Written instruction
Images are excluded; otherwise, output every record exactly.

Material provided
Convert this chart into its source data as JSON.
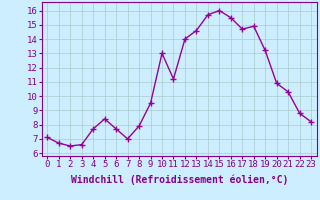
{
  "x": [
    0,
    1,
    2,
    3,
    4,
    5,
    6,
    7,
    8,
    9,
    10,
    11,
    12,
    13,
    14,
    15,
    16,
    17,
    18,
    19,
    20,
    21,
    22,
    23
  ],
  "y": [
    7.1,
    6.7,
    6.5,
    6.6,
    7.7,
    8.4,
    7.7,
    7.0,
    7.9,
    9.5,
    13.0,
    11.2,
    14.0,
    14.6,
    15.7,
    16.0,
    15.5,
    14.7,
    14.9,
    13.2,
    10.9,
    10.3,
    8.8,
    8.2
  ],
  "line_color": "#990099",
  "marker": "+",
  "markersize": 4,
  "linewidth": 1.0,
  "bg_color": "#cceeff",
  "grid_color": "#aacccc",
  "xlabel": "Windchill (Refroidissement éolien,°C)",
  "xlabel_fontsize": 7,
  "xtick_labels": [
    "0",
    "1",
    "2",
    "3",
    "4",
    "5",
    "6",
    "7",
    "8",
    "9",
    "10",
    "11",
    "12",
    "13",
    "14",
    "15",
    "16",
    "17",
    "18",
    "19",
    "20",
    "21",
    "22",
    "23"
  ],
  "ytick_min": 6,
  "ytick_max": 16,
  "ytick_step": 1,
  "ylim": [
    5.8,
    16.6
  ],
  "xlim": [
    -0.5,
    23.5
  ],
  "tick_fontsize": 6.5,
  "tick_color": "#880088",
  "label_color": "#880088",
  "spine_color": "#880088"
}
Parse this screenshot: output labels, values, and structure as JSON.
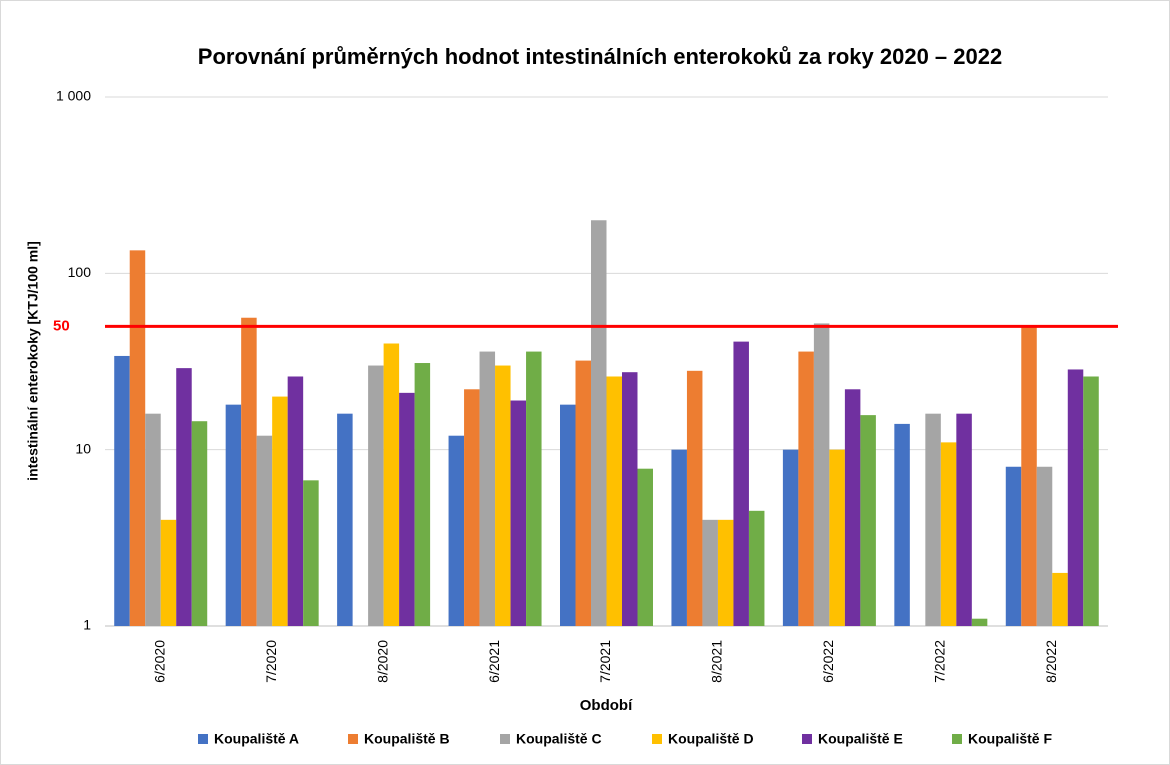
{
  "chart_data": {
    "type": "bar",
    "title": "Porovnání průměrných hodnot intestinálních enterokoků za roky 2020 – 2022",
    "y_label": "intestinální enterokoky [KTJ/100 ml]",
    "x_label": "Období",
    "log_scale": true,
    "grid": true,
    "legend_position": "bottom",
    "categories": [
      "6/2020",
      "7/2020",
      "8/2020",
      "6/2021",
      "7/2021",
      "8/2021",
      "6/2022",
      "7/2022",
      "8/2022"
    ],
    "series": [
      {
        "name": "Koupaliště A",
        "color": "#4472c4",
        "values": [
          34,
          18,
          16,
          12,
          18,
          10,
          10,
          14,
          8
        ]
      },
      {
        "name": "Koupaliště B",
        "color": "#ed7d31",
        "values": [
          135,
          56,
          null,
          22,
          32,
          28,
          36,
          null,
          50
        ]
      },
      {
        "name": "Koupaliště C",
        "color": "#a5a5a5",
        "values": [
          16,
          12,
          30,
          36,
          200,
          4,
          52,
          16,
          8
        ]
      },
      {
        "name": "Koupaliště D",
        "color": "#ffc000",
        "values": [
          4,
          20,
          40,
          30,
          26,
          4,
          10,
          11,
          2
        ]
      },
      {
        "name": "Koupaliště E",
        "color": "#7030a0",
        "values": [
          29,
          26,
          21,
          19,
          27.5,
          41,
          22,
          16,
          28.5
        ]
      },
      {
        "name": "Koupaliště F",
        "color": "#70ad47",
        "values": [
          14.5,
          6.7,
          31,
          36,
          7.8,
          4.5,
          15.7,
          1.1,
          26
        ]
      }
    ],
    "ylim": [
      1,
      1000
    ],
    "yticks": [
      1,
      10,
      100,
      {
        "value": 1000,
        "label": "1 000"
      }
    ],
    "threshold": {
      "value": 50,
      "color": "#ff0000"
    }
  }
}
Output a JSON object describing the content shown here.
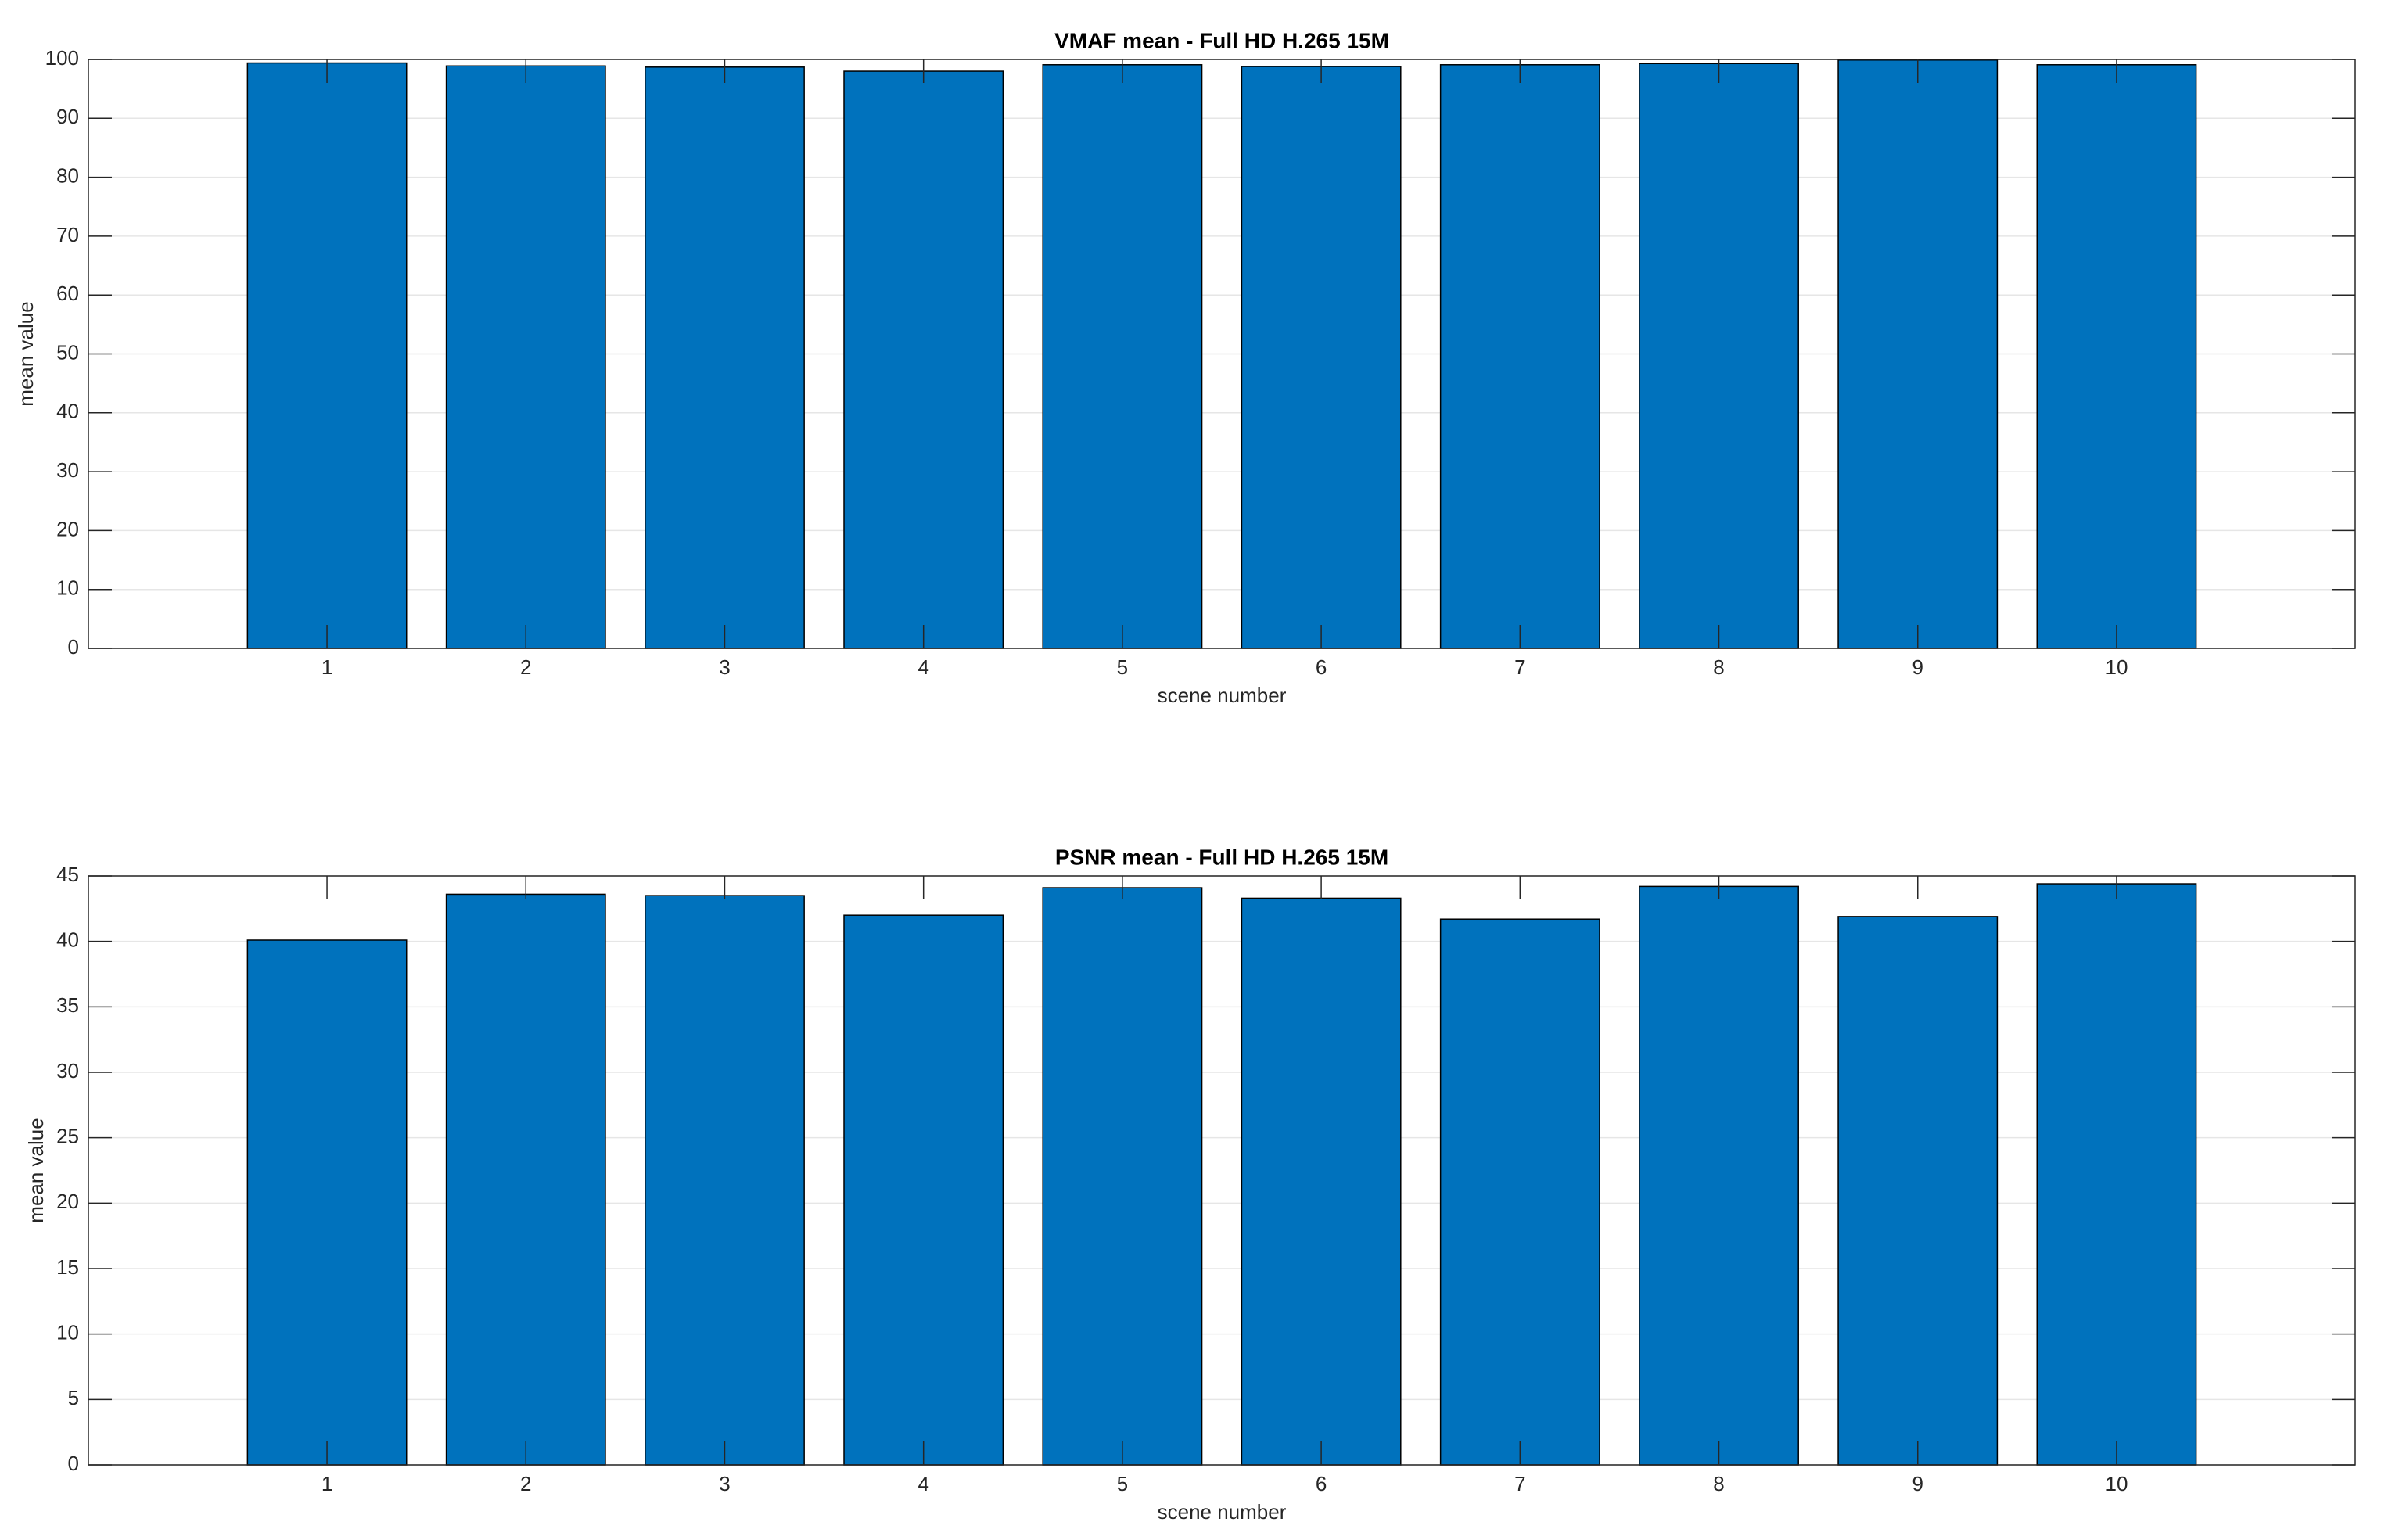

Output of the exercise
Convert this chart into its source data as JSON.
{
  "x": [
    0,
    1,
    2,
    3,
    4,
    5,
    6,
    7,
    8,
    9,
    10,
    11,
    12,
    13,
    14,
    15,
    16,
    17,
    18,
    19,
    20,
    21,
    22,
    23
  ],
  "y": [
    7.1,
    6.7,
    6.5,
    6.6,
    7.7,
    8.4,
    7.7,
    7.0,
    7.9,
    9.5,
    13.0,
    11.2,
    14.0,
    14.6,
    15.7,
    16.0,
    15.5,
    14.7,
    14.9,
    13.2,
    10.9,
    10.3,
    8.8,
    8.2
  ],
  "line_color": "#990099",
  "marker": "+",
  "markersize": 4,
  "linewidth": 1.0,
  "bg_color": "#cceeff",
  "grid_color": "#aacccc",
  "xlabel": "Windchill (Refroidissement éolien,°C)",
  "xlabel_fontsize": 7,
  "xtick_labels": [
    "0",
    "1",
    "2",
    "3",
    "4",
    "5",
    "6",
    "7",
    "8",
    "9",
    "10",
    "11",
    "12",
    "13",
    "14",
    "15",
    "16",
    "17",
    "18",
    "19",
    "20",
    "21",
    "22",
    "23"
  ],
  "ytick_min": 6,
  "ytick_max": 16,
  "ytick_step": 1,
  "ylim": [
    5.8,
    16.6
  ],
  "xlim": [
    -0.5,
    23.5
  ],
  "tick_fontsize": 6.5,
  "tick_color": "#880088",
  "label_color": "#880088",
  "spine_color": "#880088"
}
Parse this screenshot: output labels, values, and structure as JSON.
{
  "chart_data": {
    "type": "bar",
    "title": "Porovnání průměrných hodnot intestinálních enterokoků za roky 2020 – 2022",
    "y_label": "intestinální enterokoky [KTJ/100 ml]",
    "x_label": "Období",
    "log_scale": true,
    "grid": true,
    "legend_position": "bottom",
    "categories": [
      "6/2020",
      "7/2020",
      "8/2020",
      "6/2021",
      "7/2021",
      "8/2021",
      "6/2022",
      "7/2022",
      "8/2022"
    ],
    "series": [
      {
        "name": "Koupaliště A",
        "color": "#4472c4",
        "values": [
          34,
          18,
          16,
          12,
          18,
          10,
          10,
          14,
          8
        ]
      },
      {
        "name": "Koupaliště B",
        "color": "#ed7d31",
        "values": [
          135,
          56,
          null,
          22,
          32,
          28,
          36,
          null,
          50
        ]
      },
      {
        "name": "Koupaliště C",
        "color": "#a5a5a5",
        "values": [
          16,
          12,
          30,
          36,
          200,
          4,
          52,
          16,
          8
        ]
      },
      {
        "name": "Koupaliště D",
        "color": "#ffc000",
        "values": [
          4,
          20,
          40,
          30,
          26,
          4,
          10,
          11,
          2
        ]
      },
      {
        "name": "Koupaliště E",
        "color": "#7030a0",
        "values": [
          29,
          26,
          21,
          19,
          27.5,
          41,
          22,
          16,
          28.5
        ]
      },
      {
        "name": "Koupaliště F",
        "color": "#70ad47",
        "values": [
          14.5,
          6.7,
          31,
          36,
          7.8,
          4.5,
          15.7,
          1.1,
          26
        ]
      }
    ],
    "ylim": [
      1,
      1000
    ],
    "yticks": [
      1,
      10,
      100,
      {
        "value": 1000,
        "label": "1 000"
      }
    ],
    "threshold": {
      "value": 50,
      "color": "#ff0000"
    }
  }
}
Output a JSON object describing the content shown here.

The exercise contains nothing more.